### [PROBLEM STATEMENT]
Reproduce the entries in full, with no changes.

───── SOURCE MATERIAL

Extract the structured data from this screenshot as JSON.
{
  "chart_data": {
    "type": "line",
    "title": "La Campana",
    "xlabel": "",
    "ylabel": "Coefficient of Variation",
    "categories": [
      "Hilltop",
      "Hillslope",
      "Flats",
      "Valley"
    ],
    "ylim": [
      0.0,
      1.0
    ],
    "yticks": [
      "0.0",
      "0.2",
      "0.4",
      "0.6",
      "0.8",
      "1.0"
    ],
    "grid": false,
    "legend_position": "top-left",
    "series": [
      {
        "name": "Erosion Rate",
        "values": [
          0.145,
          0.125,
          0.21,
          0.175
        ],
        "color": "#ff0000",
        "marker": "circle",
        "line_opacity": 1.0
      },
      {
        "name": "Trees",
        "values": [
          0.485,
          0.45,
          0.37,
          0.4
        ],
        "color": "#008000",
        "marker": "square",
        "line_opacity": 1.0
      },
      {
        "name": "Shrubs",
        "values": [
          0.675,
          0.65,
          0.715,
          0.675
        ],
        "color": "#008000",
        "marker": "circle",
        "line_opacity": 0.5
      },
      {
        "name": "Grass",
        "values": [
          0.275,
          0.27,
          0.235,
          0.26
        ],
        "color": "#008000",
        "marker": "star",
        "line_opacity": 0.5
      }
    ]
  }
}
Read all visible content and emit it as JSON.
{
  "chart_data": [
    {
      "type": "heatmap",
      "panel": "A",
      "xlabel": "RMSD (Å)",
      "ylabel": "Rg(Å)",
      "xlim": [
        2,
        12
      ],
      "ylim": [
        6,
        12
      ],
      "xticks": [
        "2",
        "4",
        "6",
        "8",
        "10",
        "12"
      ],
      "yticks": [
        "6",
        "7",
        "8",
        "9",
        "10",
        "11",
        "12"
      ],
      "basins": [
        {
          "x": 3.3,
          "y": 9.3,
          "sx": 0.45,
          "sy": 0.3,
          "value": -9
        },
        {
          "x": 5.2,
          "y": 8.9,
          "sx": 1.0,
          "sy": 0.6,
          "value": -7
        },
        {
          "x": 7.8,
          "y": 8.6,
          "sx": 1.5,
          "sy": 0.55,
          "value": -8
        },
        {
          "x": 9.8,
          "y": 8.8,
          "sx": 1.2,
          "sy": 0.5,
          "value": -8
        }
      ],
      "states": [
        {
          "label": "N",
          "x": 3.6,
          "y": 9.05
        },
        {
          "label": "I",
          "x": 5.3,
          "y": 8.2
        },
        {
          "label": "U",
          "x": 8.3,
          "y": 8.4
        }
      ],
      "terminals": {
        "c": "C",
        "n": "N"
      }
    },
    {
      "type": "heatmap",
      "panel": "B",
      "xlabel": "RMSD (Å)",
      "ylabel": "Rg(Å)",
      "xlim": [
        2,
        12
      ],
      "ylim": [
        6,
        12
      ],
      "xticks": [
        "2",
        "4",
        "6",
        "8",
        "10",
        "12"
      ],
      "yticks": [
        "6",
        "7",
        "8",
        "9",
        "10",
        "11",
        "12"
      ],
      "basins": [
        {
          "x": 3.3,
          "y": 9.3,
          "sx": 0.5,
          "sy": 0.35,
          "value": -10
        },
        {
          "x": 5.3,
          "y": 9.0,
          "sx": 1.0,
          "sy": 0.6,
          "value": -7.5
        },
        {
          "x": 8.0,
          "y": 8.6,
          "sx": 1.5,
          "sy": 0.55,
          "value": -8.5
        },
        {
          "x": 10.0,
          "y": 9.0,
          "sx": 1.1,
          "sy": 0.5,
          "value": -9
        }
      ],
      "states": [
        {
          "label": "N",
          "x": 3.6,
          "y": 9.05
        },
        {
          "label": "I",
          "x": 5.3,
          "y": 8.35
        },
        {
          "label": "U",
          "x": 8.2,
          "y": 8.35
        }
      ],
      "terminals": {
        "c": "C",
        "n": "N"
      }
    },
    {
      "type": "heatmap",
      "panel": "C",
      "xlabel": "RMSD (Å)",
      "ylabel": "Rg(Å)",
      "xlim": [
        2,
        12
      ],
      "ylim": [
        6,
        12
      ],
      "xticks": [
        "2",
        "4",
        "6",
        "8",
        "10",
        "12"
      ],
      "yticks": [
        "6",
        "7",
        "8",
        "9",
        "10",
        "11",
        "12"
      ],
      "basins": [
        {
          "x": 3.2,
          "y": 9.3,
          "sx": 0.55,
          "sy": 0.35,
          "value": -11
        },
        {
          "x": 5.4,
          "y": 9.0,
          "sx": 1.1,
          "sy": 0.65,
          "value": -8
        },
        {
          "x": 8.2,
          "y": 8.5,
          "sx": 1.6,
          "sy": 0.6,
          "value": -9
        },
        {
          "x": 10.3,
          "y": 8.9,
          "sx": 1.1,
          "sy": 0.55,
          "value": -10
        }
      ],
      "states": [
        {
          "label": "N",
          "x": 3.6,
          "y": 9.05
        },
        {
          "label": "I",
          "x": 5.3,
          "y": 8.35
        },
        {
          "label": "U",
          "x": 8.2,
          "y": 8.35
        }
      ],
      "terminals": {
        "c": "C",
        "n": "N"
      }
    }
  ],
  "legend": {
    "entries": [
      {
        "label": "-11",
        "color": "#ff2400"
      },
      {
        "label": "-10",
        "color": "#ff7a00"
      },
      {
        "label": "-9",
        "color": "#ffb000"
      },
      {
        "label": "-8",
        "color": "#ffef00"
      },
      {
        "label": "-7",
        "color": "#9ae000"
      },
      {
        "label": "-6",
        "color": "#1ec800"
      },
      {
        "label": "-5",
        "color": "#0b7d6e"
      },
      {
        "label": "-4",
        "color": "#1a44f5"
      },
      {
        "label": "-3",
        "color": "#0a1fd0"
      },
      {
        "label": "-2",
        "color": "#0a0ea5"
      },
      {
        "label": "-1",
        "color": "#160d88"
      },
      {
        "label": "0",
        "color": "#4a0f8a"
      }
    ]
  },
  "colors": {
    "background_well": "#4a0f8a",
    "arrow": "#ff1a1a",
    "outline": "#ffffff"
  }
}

──────────

### [SOLUTION TO THE EXERCISE]
Extract the structured data from this screenshot as JSON.
{
  "chart_data": {
    "type": "line",
    "title": "La Campana",
    "xlabel": "",
    "ylabel": "Coefficient of Variation",
    "categories": [
      "Hilltop",
      "Hillslope",
      "Flats",
      "Valley"
    ],
    "ylim": [
      0.0,
      1.0
    ],
    "yticks": [
      "0.0",
      "0.2",
      "0.4",
      "0.6",
      "0.8",
      "1.0"
    ],
    "grid": false,
    "legend_position": "top-left",
    "series": [
      {
        "name": "Erosion Rate",
        "values": [
          0.145,
          0.125,
          0.21,
          0.175
        ],
        "color": "#ff0000",
        "marker": "circle",
        "line_opacity": 1.0
      },
      {
        "name": "Trees",
        "values": [
          0.485,
          0.45,
          0.37,
          0.4
        ],
        "color": "#008000",
        "marker": "square",
        "line_opacity": 1.0
      },
      {
        "name": "Shrubs",
        "values": [
          0.675,
          0.65,
          0.715,
          0.675
        ],
        "color": "#008000",
        "marker": "circle",
        "line_opacity": 0.5
      },
      {
        "name": "Grass",
        "values": [
          0.275,
          0.27,
          0.235,
          0.26
        ],
        "color": "#008000",
        "marker": "star",
        "line_opacity": 0.5
      }
    ]
  }
}
Read all visible content and emit it as JSON.
{
  "chart_data": [
    {
      "type": "heatmap",
      "panel": "A",
      "xlabel": "RMSD (Å)",
      "ylabel": "Rg(Å)",
      "xlim": [
        2,
        12
      ],
      "ylim": [
        6,
        12
      ],
      "xticks": [
        "2",
        "4",
        "6",
        "8",
        "10",
        "12"
      ],
      "yticks": [
        "6",
        "7",
        "8",
        "9",
        "10",
        "11",
        "12"
      ],
      "basins": [
        {
          "x": 3.3,
          "y": 9.3,
          "sx": 0.45,
          "sy": 0.3,
          "value": -9
        },
        {
          "x": 5.2,
          "y": 8.9,
          "sx": 1.0,
          "sy": 0.6,
          "value": -7
        },
        {
          "x": 7.8,
          "y": 8.6,
          "sx": 1.5,
          "sy": 0.55,
          "value": -8
        },
        {
          "x": 9.8,
          "y": 8.8,
          "sx": 1.2,
          "sy": 0.5,
          "value": -8
        }
      ],
      "states": [
        {
          "label": "N",
          "x": 3.6,
          "y": 9.05
        },
        {
          "label": "I",
          "x": 5.3,
          "y": 8.2
        },
        {
          "label": "U",
          "x": 8.3,
          "y": 8.4
        }
      ],
      "terminals": {
        "c": "C",
        "n": "N"
      }
    },
    {
      "type": "heatmap",
      "panel": "B",
      "xlabel": "RMSD (Å)",
      "ylabel": "Rg(Å)",
      "xlim": [
        2,
        12
      ],
      "ylim": [
        6,
        12
      ],
      "xticks": [
        "2",
        "4",
        "6",
        "8",
        "10",
        "12"
      ],
      "yticks": [
        "6",
        "7",
        "8",
        "9",
        "10",
        "11",
        "12"
      ],
      "basins": [
        {
          "x": 3.3,
          "y": 9.3,
          "sx": 0.5,
          "sy": 0.35,
          "value": -10
        },
        {
          "x": 5.3,
          "y": 9.0,
          "sx": 1.0,
          "sy": 0.6,
          "value": -7.5
        },
        {
          "x": 8.0,
          "y": 8.6,
          "sx": 1.5,
          "sy": 0.55,
          "value": -8.5
        },
        {
          "x": 10.0,
          "y": 9.0,
          "sx": 1.1,
          "sy": 0.5,
          "value": -9
        }
      ],
      "states": [
        {
          "label": "N",
          "x": 3.6,
          "y": 9.05
        },
        {
          "label": "I",
          "x": 5.3,
          "y": 8.35
        },
        {
          "label": "U",
          "x": 8.2,
          "y": 8.35
        }
      ],
      "terminals": {
        "c": "C",
        "n": "N"
      }
    },
    {
      "type": "heatmap",
      "panel": "C",
      "xlabel": "RMSD (Å)",
      "ylabel": "Rg(Å)",
      "xlim": [
        2,
        12
      ],
      "ylim": [
        6,
        12
      ],
      "xticks": [
        "2",
        "4",
        "6",
        "8",
        "10",
        "12"
      ],
      "yticks": [
        "6",
        "7",
        "8",
        "9",
        "10",
        "11",
        "12"
      ],
      "basins": [
        {
          "x": 3.2,
          "y": 9.3,
          "sx": 0.55,
          "sy": 0.35,
          "value": -11
        },
        {
          "x": 5.4,
          "y": 9.0,
          "sx": 1.1,
          "sy": 0.65,
          "value": -8
        },
        {
          "x": 8.2,
          "y": 8.5,
          "sx": 1.6,
          "sy": 0.6,
          "value": -9
        },
        {
          "x": 10.3,
          "y": 8.9,
          "sx": 1.1,
          "sy": 0.55,
          "value": -10
        }
      ],
      "states": [
        {
          "label": "N",
          "x": 3.6,
          "y": 9.05
        },
        {
          "label": "I",
          "x": 5.3,
          "y": 8.35
        },
        {
          "label": "U",
          "x": 8.2,
          "y": 8.35
        }
      ],
      "terminals": {
        "c": "C",
        "n": "N"
      }
    }
  ],
  "legend": {
    "entries": [
      {
        "label": "-11",
        "color": "#ff2400"
      },
      {
        "label": "-10",
        "color": "#ff7a00"
      },
      {
        "label": "-9",
        "color": "#ffb000"
      },
      {
        "label": "-8",
        "color": "#ffef00"
      },
      {
        "label": "-7",
        "color": "#9ae000"
      },
      {
        "label": "-6",
        "color": "#1ec800"
      },
      {
        "label": "-5",
        "color": "#0b7d6e"
      },
      {
        "label": "-4",
        "color": "#1a44f5"
      },
      {
        "label": "-3",
        "color": "#0a1fd0"
      },
      {
        "label": "-2",
        "color": "#0a0ea5"
      },
      {
        "label": "-1",
        "color": "#160d88"
      },
      {
        "label": "0",
        "color": "#4a0f8a"
      }
    ]
  },
  "colors": {
    "background_well": "#4a0f8a",
    "arrow": "#ff1a1a",
    "outline": "#ffffff"
  }
}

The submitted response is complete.